■ DATA PROVIDED ■

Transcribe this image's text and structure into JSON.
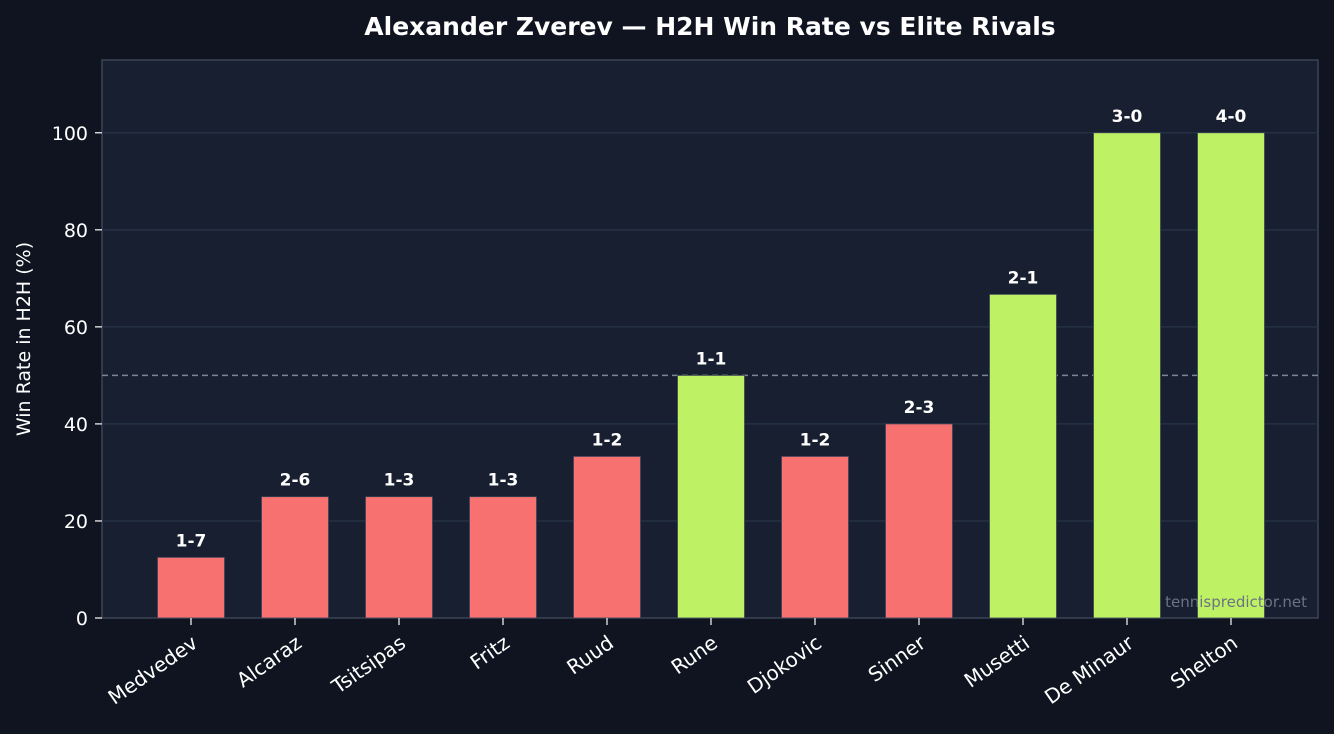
{
  "chart_data": {
    "type": "bar",
    "title": "Alexander Zverev — H2H Win Rate vs Elite Rivals",
    "xlabel": "",
    "ylabel": "Win Rate in H2H (%)",
    "ylim": [
      0,
      115
    ],
    "yticks": [
      0,
      20,
      40,
      60,
      80,
      100
    ],
    "reference_line": 50,
    "grid": true,
    "categories": [
      "Medvedev",
      "Alcaraz",
      "Tsitsipas",
      "Fritz",
      "Ruud",
      "Rune",
      "Djokovic",
      "Sinner",
      "Musetti",
      "De Minaur",
      "Shelton"
    ],
    "values": [
      12.5,
      25,
      25,
      25,
      33.3,
      50,
      33.3,
      40,
      66.7,
      100,
      100
    ],
    "records": [
      "1-7",
      "2-6",
      "1-3",
      "1-3",
      "1-2",
      "1-1",
      "1-2",
      "2-3",
      "2-1",
      "3-0",
      "4-0"
    ],
    "colors": {
      "losing": "#f87171",
      "winning": "#bef264",
      "background": "#0f1420",
      "plot_background": "#181f30",
      "grid": "#243044",
      "reference": "#7a8596"
    }
  },
  "watermark": "tennispredictor.net"
}
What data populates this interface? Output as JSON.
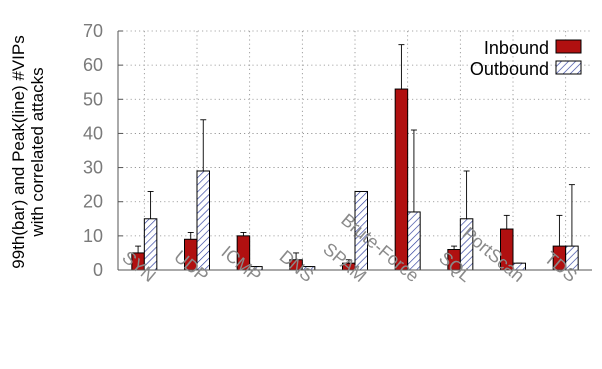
{
  "chart_data": {
    "type": "bar",
    "title": "",
    "ylabel_lines": [
      "99th(bar) and Peak(line) #VIPs",
      "with correlated attacks"
    ],
    "xlabel": "",
    "ylim": [
      0,
      70
    ],
    "yticks": [
      0,
      10,
      20,
      30,
      40,
      50,
      60,
      70
    ],
    "grid": "dotted, both axes",
    "legend_position": "top-right",
    "categories": [
      "SYN",
      "UDP",
      "ICMP",
      "DNS",
      "SPAM",
      "Brute-Force",
      "SQL",
      "PortScan",
      "TDS"
    ],
    "series": [
      {
        "name": "Inbound",
        "style": "solid dark red fill",
        "color": "#b01010",
        "values": [
          5,
          9,
          10,
          3,
          2,
          53,
          6,
          12,
          7
        ],
        "peak": [
          7,
          11,
          11,
          5,
          3,
          66,
          7,
          16,
          16
        ]
      },
      {
        "name": "Outbound",
        "style": "diagonal blue hatch",
        "color": "#2a3a9a",
        "values": [
          15,
          29,
          1,
          1,
          23,
          17,
          15,
          2,
          7
        ],
        "peak": [
          23,
          44,
          1,
          1,
          23,
          41,
          29,
          2,
          25
        ]
      }
    ]
  }
}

■ REQUIRED WORK ■
Leave out every picture, and write out exactly the lines from the one bearing "What data populates" through the final line.

■ FULL ANSWER ■
What data populates this interface? Output as JSON.
{
  "chart_data": {
    "type": "bar",
    "title": "",
    "ylabel_lines": [
      "99th(bar) and Peak(line) #VIPs",
      "with correlated attacks"
    ],
    "xlabel": "",
    "ylim": [
      0,
      70
    ],
    "yticks": [
      0,
      10,
      20,
      30,
      40,
      50,
      60,
      70
    ],
    "grid": "dotted, both axes",
    "legend_position": "top-right",
    "categories": [
      "SYN",
      "UDP",
      "ICMP",
      "DNS",
      "SPAM",
      "Brute-Force",
      "SQL",
      "PortScan",
      "TDS"
    ],
    "series": [
      {
        "name": "Inbound",
        "style": "solid dark red fill",
        "color": "#b01010",
        "values": [
          5,
          9,
          10,
          3,
          2,
          53,
          6,
          12,
          7
        ],
        "peak": [
          7,
          11,
          11,
          5,
          3,
          66,
          7,
          16,
          16
        ]
      },
      {
        "name": "Outbound",
        "style": "diagonal blue hatch",
        "color": "#2a3a9a",
        "values": [
          15,
          29,
          1,
          1,
          23,
          17,
          15,
          2,
          7
        ],
        "peak": [
          23,
          44,
          1,
          1,
          23,
          41,
          29,
          2,
          25
        ]
      }
    ]
  }
}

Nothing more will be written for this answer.